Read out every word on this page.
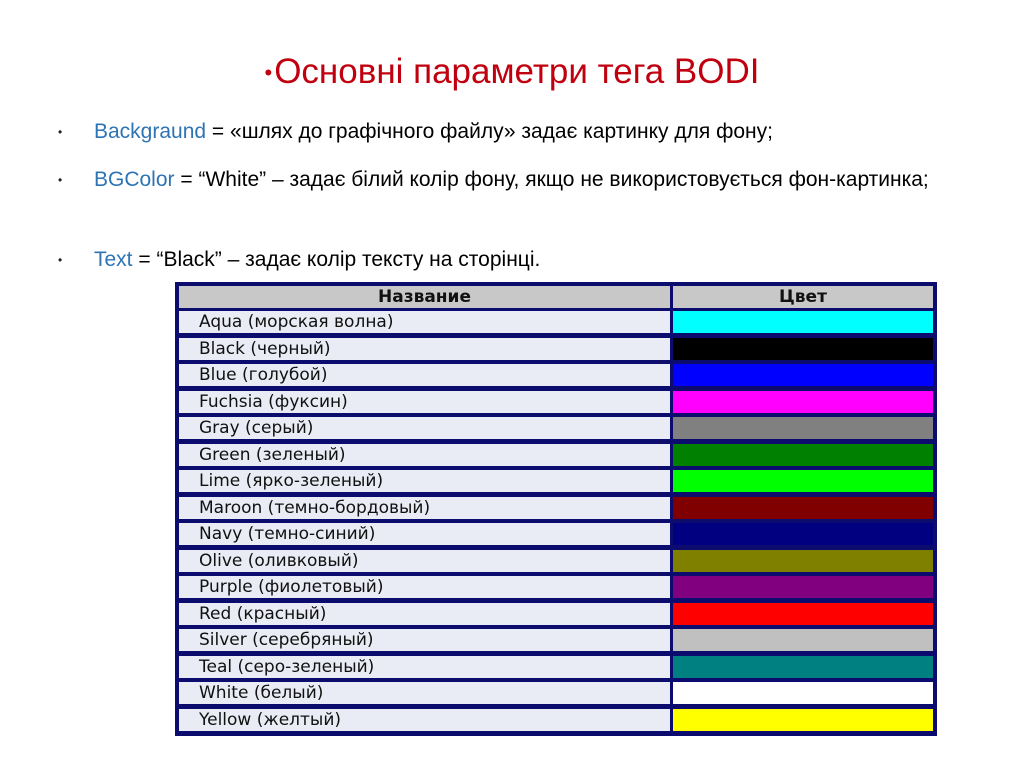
•Основні параметри тега BODI
• Backgraund = «шлях до графічного файлу» задає картинку для фону;
• BGColor = “White” – задає білий колір фону, якщо не використовується фон-картинка;
• Text = “Black” – задає колір тексту на сторінці.
Название	Цвет
Aqua (морская волна)
Black (черный)
Blue (голубой)
Fuchsia (фуксин)
Gray (серый)
Green (зеленый)
Lime (ярко-зеленый)
Maroon (темно-бордовый)
Navy (темно-синий)
Olive (оливковый)
Purple (фиолетовый)
Red (красный)
Silver (серебряный)
Teal (серо-зеленый)
White (белый)
Yellow (желтый)
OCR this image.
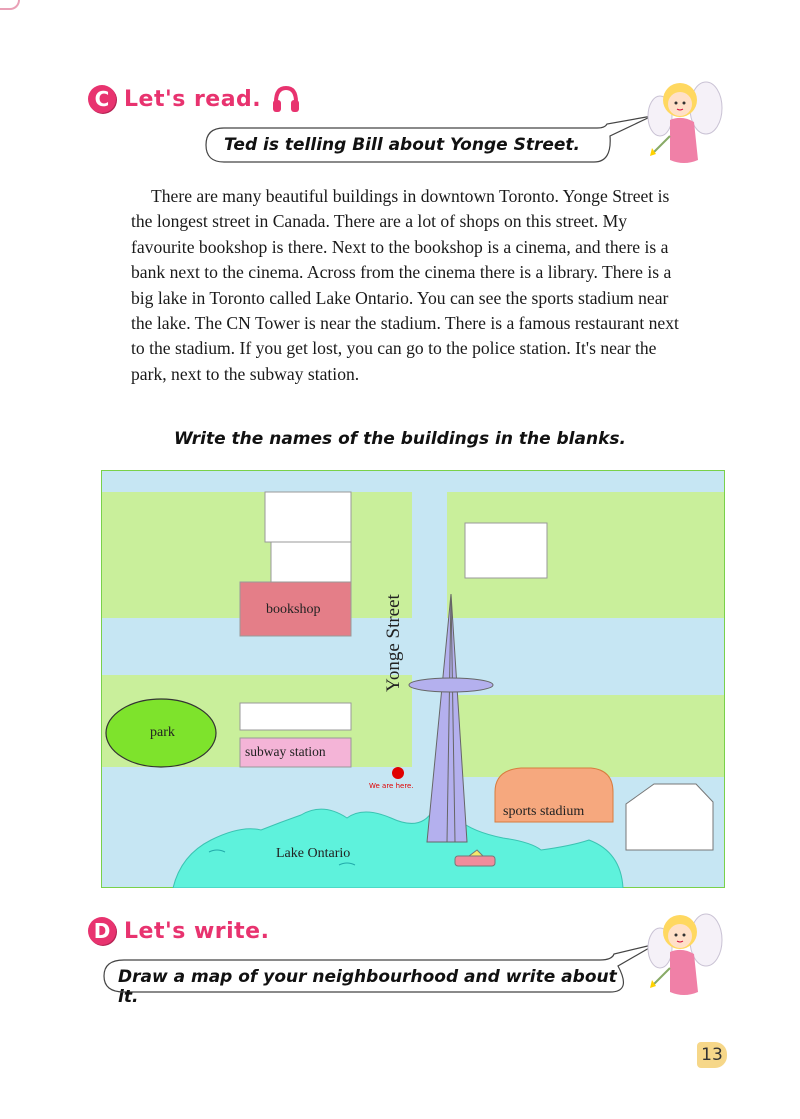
C Let's read.
Ted is telling Bill about Yonge Street.

There are many beautiful buildings in downtown Toronto. Yonge Street is the longest street in Canada. There are a lot of shops on this street. My favourite bookshop is there. Next to the bookshop is a cinema, and there is a bank next to the cinema. Across from the cinema there is a library. There is a big lake in Toronto called Lake Ontario. You can see the sports stadium near the lake. The CN Tower is near the stadium. There is a famous restaurant next to the stadium. If you get lost, you can go to the police station. It's near the park, next to the subway station.

Write the names of the buildings in the blanks.
bookshop
park
subway station
We are here.
sports stadium
Lake Ontario
Yonge Street
D Let's write.
Draw a map of your neighbourhood and write about it.
13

****************

Short exercise:
Scan the listing above and copy all lines containing the word "фону".

Completed exercise:
• Backgraund = «шлях до графічного файлу» задає картинку для фону;
• BGColor = “White” – задає білий колір фону, якщо не використовується фон-картинка;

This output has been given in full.